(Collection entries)

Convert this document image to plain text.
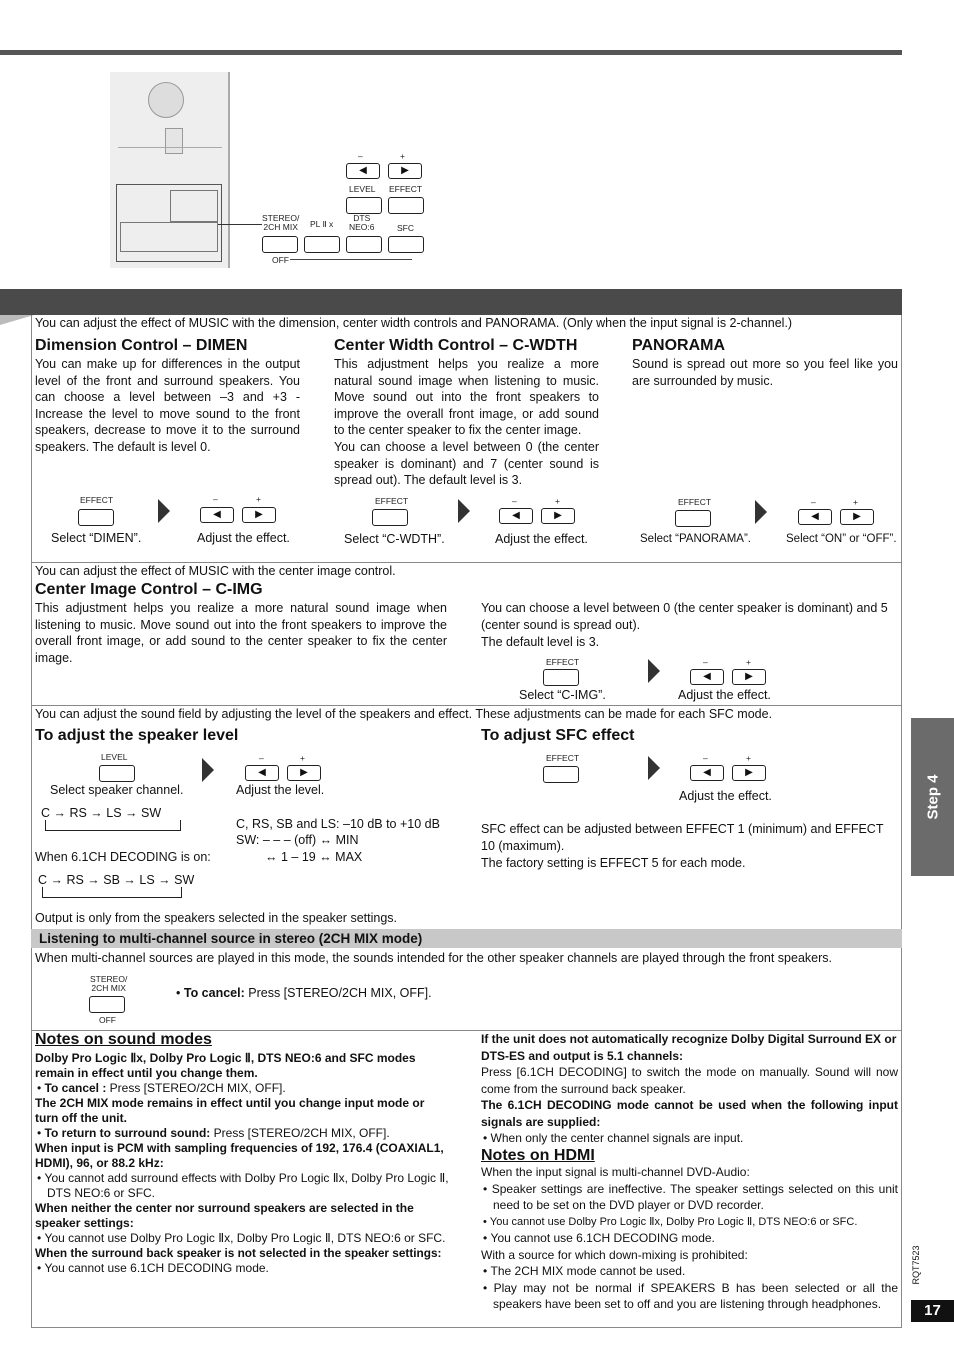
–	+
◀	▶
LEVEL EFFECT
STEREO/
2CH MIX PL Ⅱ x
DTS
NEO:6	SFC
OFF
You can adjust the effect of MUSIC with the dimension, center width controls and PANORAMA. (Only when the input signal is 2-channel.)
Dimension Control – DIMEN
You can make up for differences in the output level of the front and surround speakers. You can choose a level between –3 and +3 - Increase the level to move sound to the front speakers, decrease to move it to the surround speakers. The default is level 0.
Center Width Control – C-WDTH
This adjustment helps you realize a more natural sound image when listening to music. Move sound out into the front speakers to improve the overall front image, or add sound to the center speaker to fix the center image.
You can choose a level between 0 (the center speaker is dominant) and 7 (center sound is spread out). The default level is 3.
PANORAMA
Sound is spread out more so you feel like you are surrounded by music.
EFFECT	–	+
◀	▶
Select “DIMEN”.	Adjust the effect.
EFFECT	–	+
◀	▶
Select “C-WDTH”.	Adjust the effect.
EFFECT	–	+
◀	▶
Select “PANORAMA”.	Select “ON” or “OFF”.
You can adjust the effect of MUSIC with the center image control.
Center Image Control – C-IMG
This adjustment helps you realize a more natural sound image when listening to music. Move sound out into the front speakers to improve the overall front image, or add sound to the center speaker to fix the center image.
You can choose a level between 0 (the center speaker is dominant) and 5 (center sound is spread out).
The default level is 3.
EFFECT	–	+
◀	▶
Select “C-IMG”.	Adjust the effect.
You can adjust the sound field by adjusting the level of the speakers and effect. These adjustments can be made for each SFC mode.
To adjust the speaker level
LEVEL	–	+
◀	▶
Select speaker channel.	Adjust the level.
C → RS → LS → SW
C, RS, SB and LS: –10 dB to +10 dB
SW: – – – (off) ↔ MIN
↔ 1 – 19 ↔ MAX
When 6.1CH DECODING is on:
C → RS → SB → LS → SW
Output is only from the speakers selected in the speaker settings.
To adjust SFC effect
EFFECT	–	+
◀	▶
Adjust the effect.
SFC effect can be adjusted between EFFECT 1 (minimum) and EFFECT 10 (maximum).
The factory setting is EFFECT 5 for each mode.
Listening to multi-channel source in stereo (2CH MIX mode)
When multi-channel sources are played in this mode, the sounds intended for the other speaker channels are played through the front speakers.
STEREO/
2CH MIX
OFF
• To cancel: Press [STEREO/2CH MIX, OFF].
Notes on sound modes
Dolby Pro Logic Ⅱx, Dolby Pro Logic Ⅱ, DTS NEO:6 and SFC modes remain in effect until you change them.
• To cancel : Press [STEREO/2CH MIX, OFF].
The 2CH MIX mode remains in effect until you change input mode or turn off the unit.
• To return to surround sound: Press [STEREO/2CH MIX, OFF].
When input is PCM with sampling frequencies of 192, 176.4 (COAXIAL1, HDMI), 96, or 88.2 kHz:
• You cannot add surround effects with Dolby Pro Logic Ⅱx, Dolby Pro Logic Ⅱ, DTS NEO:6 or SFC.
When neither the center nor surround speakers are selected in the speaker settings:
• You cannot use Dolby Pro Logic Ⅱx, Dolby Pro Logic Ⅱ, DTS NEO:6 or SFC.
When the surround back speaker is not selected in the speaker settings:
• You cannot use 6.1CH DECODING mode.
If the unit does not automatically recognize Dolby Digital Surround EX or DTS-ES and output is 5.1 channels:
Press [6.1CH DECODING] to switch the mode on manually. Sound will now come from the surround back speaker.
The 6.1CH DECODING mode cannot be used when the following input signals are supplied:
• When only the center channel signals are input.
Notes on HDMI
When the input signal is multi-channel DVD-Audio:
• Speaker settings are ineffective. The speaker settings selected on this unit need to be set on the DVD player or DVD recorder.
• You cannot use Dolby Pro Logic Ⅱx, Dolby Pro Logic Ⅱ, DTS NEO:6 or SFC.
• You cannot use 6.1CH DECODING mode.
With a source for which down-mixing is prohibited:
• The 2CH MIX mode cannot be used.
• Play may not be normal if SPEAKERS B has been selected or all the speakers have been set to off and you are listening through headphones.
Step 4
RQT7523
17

• _STATED EXERCISE_: Scan the material above for the string "input" and return the lines that hold it.

• _ANSWER_:
You can adjust the effect of MUSIC with the dimension, center width controls and PANORAMA. (Only when the input signal is 2-channel.)
The 2CH MIX mode remains in effect until you change input mode or turn off the unit.
When input is PCM with sampling frequencies of 192, 176.4 (COAXIAL1, HDMI), 96, or 88.2 kHz:
The 6.1CH DECODING mode cannot be used when the following input signals are supplied:
• When only the center channel signals are input.
When the input signal is multi-channel DVD-Audio:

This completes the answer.